Direction:
Your copy of the material below should match it exactly, except that it holds no pictures.

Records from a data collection
◇ ◇ ◇ ◇
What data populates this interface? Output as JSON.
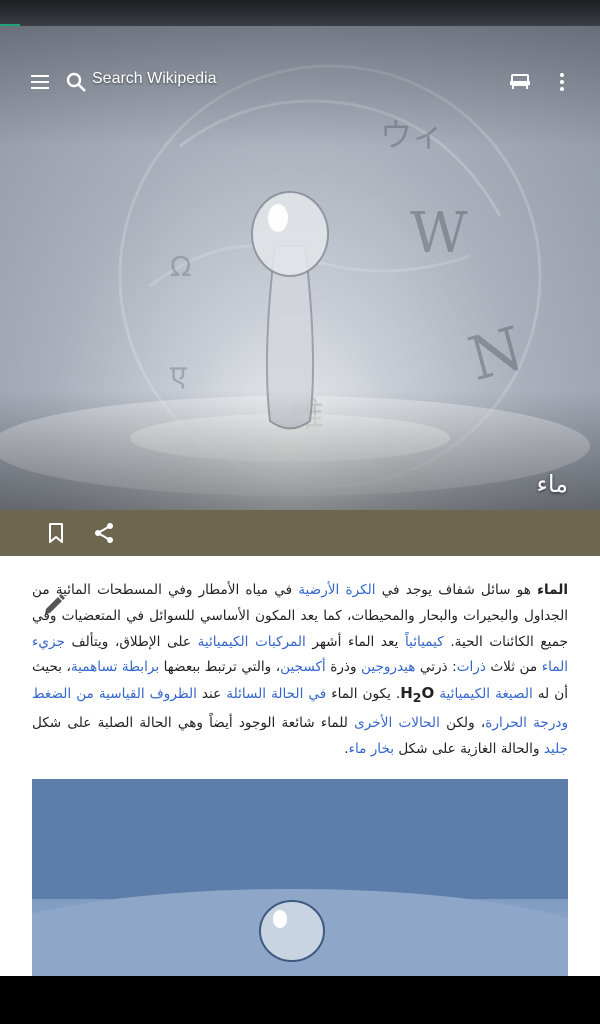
{
  "toolbar": {
    "search_placeholder": "Search Wikipedia"
  },
  "article": {
    "title": "ماء",
    "p": {
      "s1": "الماء",
      "s2": " هو سائل شفاف يوجد في ",
      "l1": "الكرة الأرضية",
      "s3": " في مياه الأمطار وفي المسطحات المائية من الجداول والبحيرات والبحار والمحيطات، كما يعد المكون الأساسي للسوائل في المتعضيات وفي جميع الكائنات الحية. ",
      "l2": "كيميائياً",
      "s4": " يعد الماء أشهر ",
      "l3": "المركبات الكيميائية",
      "s5": " على الإطلاق، ويتألف ",
      "l4": "جزيء الماء",
      "s6": " من ثلاث ",
      "l5": "ذرات",
      "s7": ": ذرتي ",
      "l6": "هيدروجين",
      "s8": " وذرة ",
      "l7": "أكسجين",
      "s9": "، والتي ترتبط ببعضها ",
      "l8": "برابطة تساهمية",
      "s10": "، بحيث أن له ",
      "l9": "الصيغة الكيميائية",
      "f1": "H",
      "f2": "2",
      "f3": "O",
      "s11": ". يكون الماء ",
      "l10": "في الحالة السائلة",
      "s12": " عند ",
      "l11": "الظروف القياسية من الضغط ودرجة الحرارة",
      "s13": "، ولكن ",
      "l12": "الحالات الأخرى",
      "s14": " للماء شائعة الوجود أيضاً وهي الحالة الصلبة على شكل ",
      "l13": "جليد",
      "s15": " والحالة الغازية على شكل ",
      "l14": "بخار ماء",
      "s16": "."
    }
  }
}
◇ ◇ ◇ ◇
Task result:
What data populates this interface? Output as JSON.
{
  "toolbar": {
    "search_placeholder": "Search Wikipedia"
  },
  "article": {
    "title": "ماء",
    "p": {
      "s1": "الماء",
      "s2": " هو سائل شفاف يوجد في ",
      "l1": "الكرة الأرضية",
      "s3": " في مياه الأمطار وفي المسطحات المائية من الجداول والبحيرات والبحار والمحيطات، كما يعد المكون الأساسي للسوائل في المتعضيات وفي جميع الكائنات الحية. ",
      "l2": "كيميائياً",
      "s4": " يعد الماء أشهر ",
      "l3": "المركبات الكيميائية",
      "s5": " على الإطلاق، ويتألف ",
      "l4": "جزيء الماء",
      "s6": " من ثلاث ",
      "l5": "ذرات",
      "s7": ": ذرتي ",
      "l6": "هيدروجين",
      "s8": " وذرة ",
      "l7": "أكسجين",
      "s9": "، والتي ترتبط ببعضها ",
      "l8": "برابطة تساهمية",
      "s10": "، بحيث أن له ",
      "l9": "الصيغة الكيميائية",
      "f1": "H",
      "f2": "2",
      "f3": "O",
      "s11": ". يكون الماء ",
      "l10": "في الحالة السائلة",
      "s12": " عند ",
      "l11": "الظروف القياسية من الضغط ودرجة الحرارة",
      "s13": "، ولكن ",
      "l12": "الحالات الأخرى",
      "s14": " للماء شائعة الوجود أيضاً وهي الحالة الصلبة على شكل ",
      "l13": "جليد",
      "s15": " والحالة الغازية على شكل ",
      "l14": "بخار ماء",
      "s16": "."
    }
  }
}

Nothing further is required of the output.